===== Records to use =====

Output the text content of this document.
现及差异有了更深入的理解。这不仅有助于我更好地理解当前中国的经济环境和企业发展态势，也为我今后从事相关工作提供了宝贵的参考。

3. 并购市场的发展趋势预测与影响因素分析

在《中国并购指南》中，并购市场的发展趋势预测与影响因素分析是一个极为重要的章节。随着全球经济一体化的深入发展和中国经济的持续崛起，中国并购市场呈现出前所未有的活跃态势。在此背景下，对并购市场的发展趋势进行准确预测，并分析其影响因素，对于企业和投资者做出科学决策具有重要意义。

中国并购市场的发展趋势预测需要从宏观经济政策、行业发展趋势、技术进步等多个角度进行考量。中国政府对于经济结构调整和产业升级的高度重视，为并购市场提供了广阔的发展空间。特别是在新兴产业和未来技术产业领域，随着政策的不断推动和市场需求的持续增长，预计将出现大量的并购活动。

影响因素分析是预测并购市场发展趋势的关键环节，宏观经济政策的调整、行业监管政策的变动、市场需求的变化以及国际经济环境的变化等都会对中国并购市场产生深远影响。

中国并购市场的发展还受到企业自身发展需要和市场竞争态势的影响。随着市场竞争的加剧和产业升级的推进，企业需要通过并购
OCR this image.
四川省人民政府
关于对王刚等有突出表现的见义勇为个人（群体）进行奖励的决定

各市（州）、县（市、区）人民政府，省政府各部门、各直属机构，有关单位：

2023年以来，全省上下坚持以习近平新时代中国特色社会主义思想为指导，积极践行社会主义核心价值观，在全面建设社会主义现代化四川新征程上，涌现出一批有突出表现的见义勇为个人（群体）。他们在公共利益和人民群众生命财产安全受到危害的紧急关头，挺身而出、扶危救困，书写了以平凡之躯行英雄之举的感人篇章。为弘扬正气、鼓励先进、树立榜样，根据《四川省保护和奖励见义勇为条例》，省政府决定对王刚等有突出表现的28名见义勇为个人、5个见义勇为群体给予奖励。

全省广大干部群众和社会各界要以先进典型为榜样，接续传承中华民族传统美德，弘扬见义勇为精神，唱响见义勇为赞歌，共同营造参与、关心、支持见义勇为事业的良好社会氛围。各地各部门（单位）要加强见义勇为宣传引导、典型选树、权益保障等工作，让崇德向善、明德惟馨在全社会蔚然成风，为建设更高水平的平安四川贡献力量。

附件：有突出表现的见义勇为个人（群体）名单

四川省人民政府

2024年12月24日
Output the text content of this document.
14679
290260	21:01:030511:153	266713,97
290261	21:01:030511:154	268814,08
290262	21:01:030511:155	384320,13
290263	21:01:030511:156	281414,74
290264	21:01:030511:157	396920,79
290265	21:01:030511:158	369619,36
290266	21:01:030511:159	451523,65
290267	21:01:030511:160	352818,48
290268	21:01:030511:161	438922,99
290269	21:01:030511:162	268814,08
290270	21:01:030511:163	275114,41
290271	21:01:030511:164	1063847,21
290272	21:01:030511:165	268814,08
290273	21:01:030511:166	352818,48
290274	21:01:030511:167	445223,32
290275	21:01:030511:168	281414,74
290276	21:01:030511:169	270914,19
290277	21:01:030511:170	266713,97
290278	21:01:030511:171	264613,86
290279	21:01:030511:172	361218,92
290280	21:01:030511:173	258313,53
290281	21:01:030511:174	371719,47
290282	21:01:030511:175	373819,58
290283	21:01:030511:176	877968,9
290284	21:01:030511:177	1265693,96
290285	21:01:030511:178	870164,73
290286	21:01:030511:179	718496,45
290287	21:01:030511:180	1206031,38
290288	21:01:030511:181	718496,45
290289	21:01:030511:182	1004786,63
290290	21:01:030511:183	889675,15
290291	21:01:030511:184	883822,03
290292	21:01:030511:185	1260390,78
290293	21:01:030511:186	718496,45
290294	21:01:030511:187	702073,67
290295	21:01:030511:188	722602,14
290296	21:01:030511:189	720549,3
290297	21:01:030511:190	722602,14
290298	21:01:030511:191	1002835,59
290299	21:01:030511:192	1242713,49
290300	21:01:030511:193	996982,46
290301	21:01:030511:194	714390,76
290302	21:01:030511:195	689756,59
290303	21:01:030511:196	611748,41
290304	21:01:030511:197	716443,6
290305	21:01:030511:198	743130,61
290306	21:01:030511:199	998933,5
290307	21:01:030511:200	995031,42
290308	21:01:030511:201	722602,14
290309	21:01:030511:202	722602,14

=====

* [Aim] Transcribe all of the lines in the records precisely.

* [Response to the exercise]
Output the text content of this document.
现及差异有了更深入的理解。这不仅有助于我更好地理解当前中国的经济环境和企业发展态势，也为我今后从事相关工作提供了宝贵的参考。

3. 并购市场的发展趋势预测与影响因素分析

在《中国并购指南》中，并购市场的发展趋势预测与影响因素分析是一个极为重要的章节。随着全球经济一体化的深入发展和中国经济的持续崛起，中国并购市场呈现出前所未有的活跃态势。在此背景下，对并购市场的发展趋势进行准确预测，并分析其影响因素，对于企业和投资者做出科学决策具有重要意义。

中国并购市场的发展趋势预测需要从宏观经济政策、行业发展趋势、技术进步等多个角度进行考量。中国政府对于经济结构调整和产业升级的高度重视，为并购市场提供了广阔的发展空间。特别是在新兴产业和未来技术产业领域，随着政策的不断推动和市场需求的持续增长，预计将出现大量的并购活动。

影响因素分析是预测并购市场发展趋势的关键环节，宏观经济政策的调整、行业监管政策的变动、市场需求的变化以及国际经济环境的变化等都会对中国并购市场产生深远影响。

中国并购市场的发展还受到企业自身发展需要和市场竞争态势的影响。随着市场竞争的加剧和产业升级的推进，企业需要通过并购
OCR this image.
四川省人民政府
关于对王刚等有突出表现的见义勇为个人（群体）进行奖励的决定

各市（州）、县（市、区）人民政府，省政府各部门、各直属机构，有关单位：

2023年以来，全省上下坚持以习近平新时代中国特色社会主义思想为指导，积极践行社会主义核心价值观，在全面建设社会主义现代化四川新征程上，涌现出一批有突出表现的见义勇为个人（群体）。他们在公共利益和人民群众生命财产安全受到危害的紧急关头，挺身而出、扶危救困，书写了以平凡之躯行英雄之举的感人篇章。为弘扬正气、鼓励先进、树立榜样，根据《四川省保护和奖励见义勇为条例》，省政府决定对王刚等有突出表现的28名见义勇为个人、5个见义勇为群体给予奖励。

全省广大干部群众和社会各界要以先进典型为榜样，接续传承中华民族传统美德，弘扬见义勇为精神，唱响见义勇为赞歌，共同营造参与、关心、支持见义勇为事业的良好社会氛围。各地各部门（单位）要加强见义勇为宣传引导、典型选树、权益保障等工作，让崇德向善、明德惟馨在全社会蔚然成风，为建设更高水平的平安四川贡献力量。

附件：有突出表现的见义勇为个人（群体）名单

四川省人民政府

2024年12月24日
Output the text content of this document.
14679
290260	21:01:030511:153	266713,97
290261	21:01:030511:154	268814,08
290262	21:01:030511:155	384320,13
290263	21:01:030511:156	281414,74
290264	21:01:030511:157	396920,79
290265	21:01:030511:158	369619,36
290266	21:01:030511:159	451523,65
290267	21:01:030511:160	352818,48
290268	21:01:030511:161	438922,99
290269	21:01:030511:162	268814,08
290270	21:01:030511:163	275114,41
290271	21:01:030511:164	1063847,21
290272	21:01:030511:165	268814,08
290273	21:01:030511:166	352818,48
290274	21:01:030511:167	445223,32
290275	21:01:030511:168	281414,74
290276	21:01:030511:169	270914,19
290277	21:01:030511:170	266713,97
290278	21:01:030511:171	264613,86
290279	21:01:030511:172	361218,92
290280	21:01:030511:173	258313,53
290281	21:01:030511:174	371719,47
290282	21:01:030511:175	373819,58
290283	21:01:030511:176	877968,9
290284	21:01:030511:177	1265693,96
290285	21:01:030511:178	870164,73
290286	21:01:030511:179	718496,45
290287	21:01:030511:180	1206031,38
290288	21:01:030511:181	718496,45
290289	21:01:030511:182	1004786,63
290290	21:01:030511:183	889675,15
290291	21:01:030511:184	883822,03
290292	21:01:030511:185	1260390,78
290293	21:01:030511:186	718496,45
290294	21:01:030511:187	702073,67
290295	21:01:030511:188	722602,14
290296	21:01:030511:189	720549,3
290297	21:01:030511:190	722602,14
290298	21:01:030511:191	1002835,59
290299	21:01:030511:192	1242713,49
290300	21:01:030511:193	996982,46
290301	21:01:030511:194	714390,76
290302	21:01:030511:195	689756,59
290303	21:01:030511:196	611748,41
290304	21:01:030511:197	716443,6
290305	21:01:030511:198	743130,61
290306	21:01:030511:199	998933,5
290307	21:01:030511:200	995031,42
290308	21:01:030511:201	722602,14
290309	21:01:030511:202	722602,14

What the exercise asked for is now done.